Extracted records
----------

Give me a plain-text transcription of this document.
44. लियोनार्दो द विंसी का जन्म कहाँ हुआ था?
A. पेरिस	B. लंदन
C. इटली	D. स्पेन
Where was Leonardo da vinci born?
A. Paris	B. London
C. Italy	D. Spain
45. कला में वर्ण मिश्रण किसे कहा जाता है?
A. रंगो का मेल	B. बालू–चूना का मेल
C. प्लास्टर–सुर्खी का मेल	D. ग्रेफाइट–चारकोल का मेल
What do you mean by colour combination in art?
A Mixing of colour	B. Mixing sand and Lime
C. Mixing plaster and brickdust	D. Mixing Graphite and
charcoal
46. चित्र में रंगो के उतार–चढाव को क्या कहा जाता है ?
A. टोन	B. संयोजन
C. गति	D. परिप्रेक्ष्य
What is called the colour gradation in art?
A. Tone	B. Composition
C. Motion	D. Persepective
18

----------

Retype the listing above in full, with no alterations.

*THE OUTPUT*
Give me a plain-text transcription of this document.
44. लियोनार्दो द विंसी का जन्म कहाँ हुआ था?
A. पेरिस	B. लंदन
C. इटली	D. स्पेन
Where was Leonardo da vinci born?
A. Paris	B. London
C. Italy	D. Spain
45. कला में वर्ण मिश्रण किसे कहा जाता है?
A. रंगो का मेल	B. बालू–चूना का मेल
C. प्लास्टर–सुर्खी का मेल	D. ग्रेफाइट–चारकोल का मेल
What do you mean by colour combination in art?
A Mixing of colour	B. Mixing sand and Lime
C. Mixing plaster and brickdust	D. Mixing Graphite and
charcoal
46. चित्र में रंगो के उतार–चढाव को क्या कहा जाता है ?
A. टोन	B. संयोजन
C. गति	D. परिप्रेक्ष्य
What is called the colour gradation in art?
A. Tone	B. Composition
C. Motion	D. Persepective
18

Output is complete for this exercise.